— begin SUPPLIED RECORDS —

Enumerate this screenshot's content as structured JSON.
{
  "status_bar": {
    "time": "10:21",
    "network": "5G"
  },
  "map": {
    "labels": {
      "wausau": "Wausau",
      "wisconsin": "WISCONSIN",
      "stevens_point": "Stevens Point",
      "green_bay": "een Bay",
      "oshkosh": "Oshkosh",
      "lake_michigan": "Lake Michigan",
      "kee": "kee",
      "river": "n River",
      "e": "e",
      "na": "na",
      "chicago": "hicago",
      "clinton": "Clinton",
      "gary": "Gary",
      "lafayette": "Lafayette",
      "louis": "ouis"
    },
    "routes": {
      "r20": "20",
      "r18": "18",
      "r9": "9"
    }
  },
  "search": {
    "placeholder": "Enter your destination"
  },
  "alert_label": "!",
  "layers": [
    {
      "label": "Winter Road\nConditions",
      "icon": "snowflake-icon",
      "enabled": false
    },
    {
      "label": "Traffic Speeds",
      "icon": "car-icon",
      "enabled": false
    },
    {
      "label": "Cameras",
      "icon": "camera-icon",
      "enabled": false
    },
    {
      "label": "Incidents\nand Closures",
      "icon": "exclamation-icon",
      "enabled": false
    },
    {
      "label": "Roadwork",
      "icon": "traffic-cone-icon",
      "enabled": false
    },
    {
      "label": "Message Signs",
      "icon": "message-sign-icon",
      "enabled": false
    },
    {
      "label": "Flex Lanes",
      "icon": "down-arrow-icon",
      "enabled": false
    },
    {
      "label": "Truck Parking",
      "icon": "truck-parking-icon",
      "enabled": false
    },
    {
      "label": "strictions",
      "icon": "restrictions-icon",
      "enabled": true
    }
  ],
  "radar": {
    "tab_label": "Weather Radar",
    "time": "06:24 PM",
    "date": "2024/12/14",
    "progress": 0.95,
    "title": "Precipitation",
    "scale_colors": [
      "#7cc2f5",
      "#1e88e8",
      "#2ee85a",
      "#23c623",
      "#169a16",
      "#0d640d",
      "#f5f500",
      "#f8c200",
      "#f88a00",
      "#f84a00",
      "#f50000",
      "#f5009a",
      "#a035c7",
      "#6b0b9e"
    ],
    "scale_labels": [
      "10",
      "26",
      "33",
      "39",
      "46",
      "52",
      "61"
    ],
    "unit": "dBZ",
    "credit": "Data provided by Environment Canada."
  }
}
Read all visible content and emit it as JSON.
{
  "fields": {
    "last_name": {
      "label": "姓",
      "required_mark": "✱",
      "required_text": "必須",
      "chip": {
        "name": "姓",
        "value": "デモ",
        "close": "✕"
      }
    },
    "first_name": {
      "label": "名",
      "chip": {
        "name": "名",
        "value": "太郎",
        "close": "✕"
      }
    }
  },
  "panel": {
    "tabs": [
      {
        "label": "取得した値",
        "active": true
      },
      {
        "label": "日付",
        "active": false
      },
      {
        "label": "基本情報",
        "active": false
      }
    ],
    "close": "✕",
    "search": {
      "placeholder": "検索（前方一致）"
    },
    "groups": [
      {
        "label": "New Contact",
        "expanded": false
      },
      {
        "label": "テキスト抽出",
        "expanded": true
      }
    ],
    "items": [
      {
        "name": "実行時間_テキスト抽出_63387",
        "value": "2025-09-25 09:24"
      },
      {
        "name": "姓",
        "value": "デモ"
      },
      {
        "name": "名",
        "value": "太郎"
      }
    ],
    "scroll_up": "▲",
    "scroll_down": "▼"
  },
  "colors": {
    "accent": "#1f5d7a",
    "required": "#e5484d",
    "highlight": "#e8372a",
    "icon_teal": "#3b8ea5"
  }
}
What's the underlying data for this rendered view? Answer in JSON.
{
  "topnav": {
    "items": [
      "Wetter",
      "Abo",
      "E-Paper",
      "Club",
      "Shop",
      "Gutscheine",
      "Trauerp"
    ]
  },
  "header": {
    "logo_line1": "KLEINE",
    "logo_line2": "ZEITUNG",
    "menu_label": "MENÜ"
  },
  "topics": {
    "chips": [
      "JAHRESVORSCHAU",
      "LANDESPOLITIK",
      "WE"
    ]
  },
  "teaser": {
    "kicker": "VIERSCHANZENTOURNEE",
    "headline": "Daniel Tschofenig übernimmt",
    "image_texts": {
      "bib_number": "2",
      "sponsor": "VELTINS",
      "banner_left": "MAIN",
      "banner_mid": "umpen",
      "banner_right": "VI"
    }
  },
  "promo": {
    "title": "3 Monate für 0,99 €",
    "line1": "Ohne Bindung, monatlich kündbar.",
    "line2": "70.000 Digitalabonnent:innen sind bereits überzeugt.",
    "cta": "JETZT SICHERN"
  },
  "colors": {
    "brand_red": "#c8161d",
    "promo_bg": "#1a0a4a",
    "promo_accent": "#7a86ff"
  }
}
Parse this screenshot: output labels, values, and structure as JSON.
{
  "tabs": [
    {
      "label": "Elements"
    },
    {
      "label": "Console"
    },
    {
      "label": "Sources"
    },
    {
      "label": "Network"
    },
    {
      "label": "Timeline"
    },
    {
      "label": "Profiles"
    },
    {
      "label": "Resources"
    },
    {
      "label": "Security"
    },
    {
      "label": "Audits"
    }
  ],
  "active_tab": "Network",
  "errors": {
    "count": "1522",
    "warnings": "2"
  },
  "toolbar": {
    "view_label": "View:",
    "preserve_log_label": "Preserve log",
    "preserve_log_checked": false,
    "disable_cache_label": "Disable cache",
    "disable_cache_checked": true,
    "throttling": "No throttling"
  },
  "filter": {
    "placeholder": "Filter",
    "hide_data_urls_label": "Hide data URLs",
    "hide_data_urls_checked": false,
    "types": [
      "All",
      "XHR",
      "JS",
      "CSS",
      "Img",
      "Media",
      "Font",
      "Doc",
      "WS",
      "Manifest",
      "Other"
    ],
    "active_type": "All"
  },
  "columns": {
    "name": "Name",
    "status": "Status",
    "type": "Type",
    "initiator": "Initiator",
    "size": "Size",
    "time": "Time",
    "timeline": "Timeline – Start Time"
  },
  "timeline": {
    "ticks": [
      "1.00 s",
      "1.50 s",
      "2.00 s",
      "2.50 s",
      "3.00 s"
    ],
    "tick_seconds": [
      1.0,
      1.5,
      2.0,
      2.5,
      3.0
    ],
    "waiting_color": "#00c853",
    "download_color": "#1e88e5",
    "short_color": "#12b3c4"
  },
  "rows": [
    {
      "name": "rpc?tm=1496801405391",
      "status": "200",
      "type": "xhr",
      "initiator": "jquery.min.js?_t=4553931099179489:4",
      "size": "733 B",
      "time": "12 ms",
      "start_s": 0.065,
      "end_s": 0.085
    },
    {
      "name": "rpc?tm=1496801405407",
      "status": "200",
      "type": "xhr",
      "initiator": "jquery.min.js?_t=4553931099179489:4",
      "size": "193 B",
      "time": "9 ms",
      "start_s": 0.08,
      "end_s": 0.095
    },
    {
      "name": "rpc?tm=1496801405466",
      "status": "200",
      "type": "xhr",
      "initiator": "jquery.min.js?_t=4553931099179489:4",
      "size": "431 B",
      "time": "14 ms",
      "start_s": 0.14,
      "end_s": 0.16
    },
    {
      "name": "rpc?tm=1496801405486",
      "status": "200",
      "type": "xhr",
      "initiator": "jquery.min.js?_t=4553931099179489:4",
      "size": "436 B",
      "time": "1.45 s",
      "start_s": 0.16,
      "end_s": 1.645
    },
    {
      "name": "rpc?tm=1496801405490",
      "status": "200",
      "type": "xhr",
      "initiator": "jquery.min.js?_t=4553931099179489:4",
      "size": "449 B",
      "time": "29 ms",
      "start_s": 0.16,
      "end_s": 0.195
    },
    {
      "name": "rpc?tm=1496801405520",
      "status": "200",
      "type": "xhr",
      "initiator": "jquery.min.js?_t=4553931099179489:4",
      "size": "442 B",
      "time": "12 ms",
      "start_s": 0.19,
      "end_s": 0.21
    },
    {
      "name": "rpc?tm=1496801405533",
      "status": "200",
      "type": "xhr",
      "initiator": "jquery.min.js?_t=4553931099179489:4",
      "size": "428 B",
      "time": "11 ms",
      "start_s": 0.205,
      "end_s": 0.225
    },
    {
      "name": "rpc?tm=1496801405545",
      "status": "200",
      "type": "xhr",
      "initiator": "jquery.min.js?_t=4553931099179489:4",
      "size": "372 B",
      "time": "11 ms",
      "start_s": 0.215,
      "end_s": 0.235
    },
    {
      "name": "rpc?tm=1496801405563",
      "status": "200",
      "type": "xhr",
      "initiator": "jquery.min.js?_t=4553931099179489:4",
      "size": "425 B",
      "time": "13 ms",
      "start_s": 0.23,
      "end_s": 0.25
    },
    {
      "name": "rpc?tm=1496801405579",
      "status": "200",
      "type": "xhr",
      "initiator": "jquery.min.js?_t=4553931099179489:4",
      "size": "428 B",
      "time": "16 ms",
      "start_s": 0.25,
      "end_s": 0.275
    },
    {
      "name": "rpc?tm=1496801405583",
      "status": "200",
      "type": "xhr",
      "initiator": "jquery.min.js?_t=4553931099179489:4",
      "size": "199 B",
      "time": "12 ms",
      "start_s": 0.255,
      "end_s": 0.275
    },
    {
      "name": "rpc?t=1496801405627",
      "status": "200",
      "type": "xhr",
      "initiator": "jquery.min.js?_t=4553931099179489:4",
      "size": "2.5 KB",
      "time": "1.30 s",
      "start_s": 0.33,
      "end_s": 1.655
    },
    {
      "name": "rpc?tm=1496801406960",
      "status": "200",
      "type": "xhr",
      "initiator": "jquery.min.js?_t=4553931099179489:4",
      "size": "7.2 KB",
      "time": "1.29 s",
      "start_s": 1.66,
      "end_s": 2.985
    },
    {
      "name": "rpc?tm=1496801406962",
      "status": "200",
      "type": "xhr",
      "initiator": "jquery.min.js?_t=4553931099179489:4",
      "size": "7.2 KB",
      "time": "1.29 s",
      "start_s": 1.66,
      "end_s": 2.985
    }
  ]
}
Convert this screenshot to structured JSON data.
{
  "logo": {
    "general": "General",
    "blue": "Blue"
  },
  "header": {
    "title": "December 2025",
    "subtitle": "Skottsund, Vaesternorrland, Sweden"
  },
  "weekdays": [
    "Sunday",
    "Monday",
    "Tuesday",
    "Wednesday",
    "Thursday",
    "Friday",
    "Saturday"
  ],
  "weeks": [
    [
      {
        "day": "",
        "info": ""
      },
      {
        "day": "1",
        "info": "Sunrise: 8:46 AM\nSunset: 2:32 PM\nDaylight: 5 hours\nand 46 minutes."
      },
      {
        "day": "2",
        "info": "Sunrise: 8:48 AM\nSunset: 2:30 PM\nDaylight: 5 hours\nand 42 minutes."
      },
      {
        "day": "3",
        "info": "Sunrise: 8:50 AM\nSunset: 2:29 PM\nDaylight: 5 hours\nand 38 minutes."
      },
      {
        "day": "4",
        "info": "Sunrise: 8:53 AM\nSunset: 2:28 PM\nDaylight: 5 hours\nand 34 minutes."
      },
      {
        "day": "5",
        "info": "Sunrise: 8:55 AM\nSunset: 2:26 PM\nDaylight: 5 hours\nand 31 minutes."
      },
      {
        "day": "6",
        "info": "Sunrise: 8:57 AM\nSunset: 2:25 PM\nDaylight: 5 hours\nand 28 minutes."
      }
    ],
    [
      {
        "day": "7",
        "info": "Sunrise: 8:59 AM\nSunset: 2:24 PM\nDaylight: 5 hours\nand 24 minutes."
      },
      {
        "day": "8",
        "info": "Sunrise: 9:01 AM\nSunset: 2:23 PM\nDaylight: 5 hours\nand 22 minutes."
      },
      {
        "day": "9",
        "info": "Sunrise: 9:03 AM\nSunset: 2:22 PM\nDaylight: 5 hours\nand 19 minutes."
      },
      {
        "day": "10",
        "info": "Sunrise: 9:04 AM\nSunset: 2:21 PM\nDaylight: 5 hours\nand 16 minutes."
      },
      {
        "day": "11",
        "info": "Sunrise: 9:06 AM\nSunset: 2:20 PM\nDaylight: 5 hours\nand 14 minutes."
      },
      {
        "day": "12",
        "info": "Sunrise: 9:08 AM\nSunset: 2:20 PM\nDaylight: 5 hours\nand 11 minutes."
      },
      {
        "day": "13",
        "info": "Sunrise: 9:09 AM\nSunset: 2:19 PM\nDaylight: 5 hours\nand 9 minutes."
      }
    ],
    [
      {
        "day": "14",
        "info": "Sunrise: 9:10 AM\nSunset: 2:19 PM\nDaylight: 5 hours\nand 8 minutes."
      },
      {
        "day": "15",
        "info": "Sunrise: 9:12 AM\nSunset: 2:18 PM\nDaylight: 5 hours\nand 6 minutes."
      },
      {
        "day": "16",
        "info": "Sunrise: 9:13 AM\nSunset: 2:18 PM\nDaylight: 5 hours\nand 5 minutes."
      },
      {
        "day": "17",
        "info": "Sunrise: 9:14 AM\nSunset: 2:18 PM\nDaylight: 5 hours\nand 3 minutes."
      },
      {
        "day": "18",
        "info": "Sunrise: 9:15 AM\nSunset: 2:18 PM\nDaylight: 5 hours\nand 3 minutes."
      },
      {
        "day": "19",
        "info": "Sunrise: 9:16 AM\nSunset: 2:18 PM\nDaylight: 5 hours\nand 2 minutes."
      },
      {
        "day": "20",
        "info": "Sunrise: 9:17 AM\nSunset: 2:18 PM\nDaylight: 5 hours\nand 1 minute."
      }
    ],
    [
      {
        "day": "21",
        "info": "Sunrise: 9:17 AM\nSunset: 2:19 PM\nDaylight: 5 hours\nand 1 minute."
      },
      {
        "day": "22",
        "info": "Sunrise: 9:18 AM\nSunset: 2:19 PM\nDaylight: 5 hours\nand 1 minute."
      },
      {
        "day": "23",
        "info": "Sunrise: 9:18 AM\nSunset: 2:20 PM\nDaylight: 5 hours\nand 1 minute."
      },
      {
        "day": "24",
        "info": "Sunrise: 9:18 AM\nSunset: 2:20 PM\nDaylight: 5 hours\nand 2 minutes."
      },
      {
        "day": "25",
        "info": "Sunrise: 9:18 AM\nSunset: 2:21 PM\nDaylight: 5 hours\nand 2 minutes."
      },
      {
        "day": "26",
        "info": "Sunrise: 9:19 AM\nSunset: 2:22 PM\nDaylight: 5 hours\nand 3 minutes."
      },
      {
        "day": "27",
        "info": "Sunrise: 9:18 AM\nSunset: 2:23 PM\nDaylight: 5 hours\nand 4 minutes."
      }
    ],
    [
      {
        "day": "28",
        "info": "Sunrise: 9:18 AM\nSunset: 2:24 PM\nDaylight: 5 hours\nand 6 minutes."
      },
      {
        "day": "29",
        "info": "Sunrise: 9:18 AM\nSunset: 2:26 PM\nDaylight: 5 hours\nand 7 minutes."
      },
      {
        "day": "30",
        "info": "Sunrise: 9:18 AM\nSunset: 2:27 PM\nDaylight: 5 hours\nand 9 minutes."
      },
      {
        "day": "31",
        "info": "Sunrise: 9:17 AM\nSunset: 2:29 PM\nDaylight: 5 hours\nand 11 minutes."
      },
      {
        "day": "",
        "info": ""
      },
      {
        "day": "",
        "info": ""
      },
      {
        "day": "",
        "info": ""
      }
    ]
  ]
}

— end SUPPLIED RECORDS —

=== REQUEST ===
Pull out the lines above in which the word "placeholder" appears.

=== WORKED ANSWER ===
    "placeholder": "Enter your destination"
      "placeholder": "検索（前方一致）"
    "placeholder": "Filter",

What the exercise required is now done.